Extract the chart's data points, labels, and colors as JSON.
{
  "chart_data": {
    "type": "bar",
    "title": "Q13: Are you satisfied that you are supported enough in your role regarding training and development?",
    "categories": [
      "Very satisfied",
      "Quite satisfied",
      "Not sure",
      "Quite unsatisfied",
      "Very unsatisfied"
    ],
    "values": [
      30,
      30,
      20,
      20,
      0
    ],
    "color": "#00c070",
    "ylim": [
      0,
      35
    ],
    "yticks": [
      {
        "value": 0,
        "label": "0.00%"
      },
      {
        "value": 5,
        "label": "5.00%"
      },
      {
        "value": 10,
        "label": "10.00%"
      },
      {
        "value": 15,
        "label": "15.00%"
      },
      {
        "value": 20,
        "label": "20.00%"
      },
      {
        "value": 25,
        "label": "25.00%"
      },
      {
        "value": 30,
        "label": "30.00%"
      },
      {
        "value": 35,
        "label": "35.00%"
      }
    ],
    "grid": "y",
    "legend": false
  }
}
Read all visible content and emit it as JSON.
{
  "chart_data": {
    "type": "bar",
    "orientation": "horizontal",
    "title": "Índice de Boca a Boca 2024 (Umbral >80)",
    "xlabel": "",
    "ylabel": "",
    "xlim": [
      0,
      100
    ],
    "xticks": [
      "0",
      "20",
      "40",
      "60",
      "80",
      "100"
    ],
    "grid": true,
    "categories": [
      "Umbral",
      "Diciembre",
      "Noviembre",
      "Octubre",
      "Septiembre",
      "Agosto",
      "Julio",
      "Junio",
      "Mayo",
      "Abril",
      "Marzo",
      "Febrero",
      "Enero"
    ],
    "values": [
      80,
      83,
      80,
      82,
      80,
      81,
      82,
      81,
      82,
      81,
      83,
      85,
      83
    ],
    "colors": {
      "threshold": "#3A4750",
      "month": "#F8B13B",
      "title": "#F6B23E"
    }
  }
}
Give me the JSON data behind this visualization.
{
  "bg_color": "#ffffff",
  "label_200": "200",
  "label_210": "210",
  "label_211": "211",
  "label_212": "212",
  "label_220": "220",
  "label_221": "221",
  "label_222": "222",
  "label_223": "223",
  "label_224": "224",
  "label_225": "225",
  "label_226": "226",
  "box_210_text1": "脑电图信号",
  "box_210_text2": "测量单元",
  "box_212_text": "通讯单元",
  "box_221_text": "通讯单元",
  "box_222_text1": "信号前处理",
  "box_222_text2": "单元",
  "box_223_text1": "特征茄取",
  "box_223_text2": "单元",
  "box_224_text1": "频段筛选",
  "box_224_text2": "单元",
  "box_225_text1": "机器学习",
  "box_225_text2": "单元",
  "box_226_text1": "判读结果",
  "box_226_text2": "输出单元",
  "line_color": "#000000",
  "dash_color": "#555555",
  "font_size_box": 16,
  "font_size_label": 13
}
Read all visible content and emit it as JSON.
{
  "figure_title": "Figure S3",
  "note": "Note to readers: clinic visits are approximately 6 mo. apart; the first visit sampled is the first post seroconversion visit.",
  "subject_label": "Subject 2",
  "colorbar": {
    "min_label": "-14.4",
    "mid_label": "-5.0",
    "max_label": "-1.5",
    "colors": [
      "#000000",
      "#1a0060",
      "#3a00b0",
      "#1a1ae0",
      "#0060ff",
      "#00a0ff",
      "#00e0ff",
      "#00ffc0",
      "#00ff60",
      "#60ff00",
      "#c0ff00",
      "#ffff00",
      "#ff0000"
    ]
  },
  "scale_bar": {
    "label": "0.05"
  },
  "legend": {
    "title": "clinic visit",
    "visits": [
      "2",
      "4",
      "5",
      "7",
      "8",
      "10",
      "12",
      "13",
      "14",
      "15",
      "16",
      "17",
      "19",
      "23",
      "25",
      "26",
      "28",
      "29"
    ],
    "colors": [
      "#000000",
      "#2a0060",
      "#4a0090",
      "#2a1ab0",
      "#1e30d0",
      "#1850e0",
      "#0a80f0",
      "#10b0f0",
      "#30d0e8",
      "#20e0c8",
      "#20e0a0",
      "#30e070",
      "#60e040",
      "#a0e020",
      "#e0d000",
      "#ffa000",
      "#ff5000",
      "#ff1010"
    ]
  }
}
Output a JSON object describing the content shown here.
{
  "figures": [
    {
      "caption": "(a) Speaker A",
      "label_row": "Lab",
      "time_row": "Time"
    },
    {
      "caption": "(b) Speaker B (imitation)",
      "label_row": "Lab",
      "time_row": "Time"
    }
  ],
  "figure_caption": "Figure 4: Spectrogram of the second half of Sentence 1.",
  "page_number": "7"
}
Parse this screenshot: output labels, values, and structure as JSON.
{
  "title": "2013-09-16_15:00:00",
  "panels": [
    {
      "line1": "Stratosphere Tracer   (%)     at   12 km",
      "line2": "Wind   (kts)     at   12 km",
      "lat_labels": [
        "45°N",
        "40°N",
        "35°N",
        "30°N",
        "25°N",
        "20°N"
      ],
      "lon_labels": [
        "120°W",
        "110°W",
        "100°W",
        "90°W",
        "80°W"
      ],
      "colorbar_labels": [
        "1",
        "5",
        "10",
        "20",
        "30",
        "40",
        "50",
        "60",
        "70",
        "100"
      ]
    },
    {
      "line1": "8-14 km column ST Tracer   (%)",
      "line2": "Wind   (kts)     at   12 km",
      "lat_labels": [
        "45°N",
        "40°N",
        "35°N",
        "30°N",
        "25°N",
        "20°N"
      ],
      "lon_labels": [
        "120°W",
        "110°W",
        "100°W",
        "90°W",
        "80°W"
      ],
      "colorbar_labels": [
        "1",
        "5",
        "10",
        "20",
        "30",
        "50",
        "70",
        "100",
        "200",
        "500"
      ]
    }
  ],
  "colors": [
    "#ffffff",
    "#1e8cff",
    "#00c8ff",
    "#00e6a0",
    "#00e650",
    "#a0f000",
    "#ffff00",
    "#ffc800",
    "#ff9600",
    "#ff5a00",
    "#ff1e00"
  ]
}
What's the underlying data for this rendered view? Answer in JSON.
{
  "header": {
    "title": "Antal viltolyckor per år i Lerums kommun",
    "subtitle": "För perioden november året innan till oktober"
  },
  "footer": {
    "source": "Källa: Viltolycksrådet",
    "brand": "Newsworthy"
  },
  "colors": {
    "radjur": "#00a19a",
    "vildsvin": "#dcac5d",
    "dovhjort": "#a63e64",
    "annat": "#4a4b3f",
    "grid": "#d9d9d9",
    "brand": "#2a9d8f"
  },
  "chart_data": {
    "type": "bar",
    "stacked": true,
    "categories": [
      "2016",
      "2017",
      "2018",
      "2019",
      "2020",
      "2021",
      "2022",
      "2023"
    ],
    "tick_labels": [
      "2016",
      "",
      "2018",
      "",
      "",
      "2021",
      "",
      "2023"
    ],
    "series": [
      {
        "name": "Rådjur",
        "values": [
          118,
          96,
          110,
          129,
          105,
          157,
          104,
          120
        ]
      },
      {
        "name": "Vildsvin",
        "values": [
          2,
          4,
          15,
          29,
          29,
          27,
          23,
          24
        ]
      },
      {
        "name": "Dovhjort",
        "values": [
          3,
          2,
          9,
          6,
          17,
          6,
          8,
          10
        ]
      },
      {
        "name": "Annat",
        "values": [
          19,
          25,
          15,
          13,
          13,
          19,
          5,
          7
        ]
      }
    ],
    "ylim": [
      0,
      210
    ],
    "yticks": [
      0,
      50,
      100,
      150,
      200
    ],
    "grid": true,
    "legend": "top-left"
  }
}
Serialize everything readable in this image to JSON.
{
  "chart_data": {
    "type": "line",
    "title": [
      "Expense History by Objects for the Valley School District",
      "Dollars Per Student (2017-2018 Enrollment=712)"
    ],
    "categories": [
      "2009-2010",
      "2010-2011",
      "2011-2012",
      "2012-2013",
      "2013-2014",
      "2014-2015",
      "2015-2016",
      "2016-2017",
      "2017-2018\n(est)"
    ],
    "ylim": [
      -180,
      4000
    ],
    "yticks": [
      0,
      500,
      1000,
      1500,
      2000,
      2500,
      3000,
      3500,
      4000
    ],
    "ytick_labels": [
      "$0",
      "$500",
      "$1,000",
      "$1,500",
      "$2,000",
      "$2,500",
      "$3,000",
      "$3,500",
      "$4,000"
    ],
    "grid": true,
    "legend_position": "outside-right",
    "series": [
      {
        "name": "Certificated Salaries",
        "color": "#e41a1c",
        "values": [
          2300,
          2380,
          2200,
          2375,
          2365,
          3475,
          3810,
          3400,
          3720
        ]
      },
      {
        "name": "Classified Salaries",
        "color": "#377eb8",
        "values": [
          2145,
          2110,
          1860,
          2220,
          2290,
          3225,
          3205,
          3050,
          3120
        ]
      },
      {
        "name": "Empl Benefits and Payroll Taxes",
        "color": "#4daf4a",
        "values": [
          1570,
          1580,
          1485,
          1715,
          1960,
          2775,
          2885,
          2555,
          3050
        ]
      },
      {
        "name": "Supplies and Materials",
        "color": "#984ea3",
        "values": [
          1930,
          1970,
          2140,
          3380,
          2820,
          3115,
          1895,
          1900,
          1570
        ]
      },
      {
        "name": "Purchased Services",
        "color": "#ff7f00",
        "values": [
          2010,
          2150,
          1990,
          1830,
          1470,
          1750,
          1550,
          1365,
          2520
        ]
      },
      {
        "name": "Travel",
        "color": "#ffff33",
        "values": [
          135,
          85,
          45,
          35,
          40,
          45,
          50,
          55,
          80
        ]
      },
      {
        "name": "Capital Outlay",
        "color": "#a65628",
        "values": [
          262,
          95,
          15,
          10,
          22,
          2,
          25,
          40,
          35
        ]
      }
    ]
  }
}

◆ ◆ ◆ ◆ ◆

Written instruction >>
Using the records above, find and show each line with the string "Speaker".

Complete answer >>
      "caption": "(a) Speaker A",
      "caption": "(b) Speaker B (imitation)",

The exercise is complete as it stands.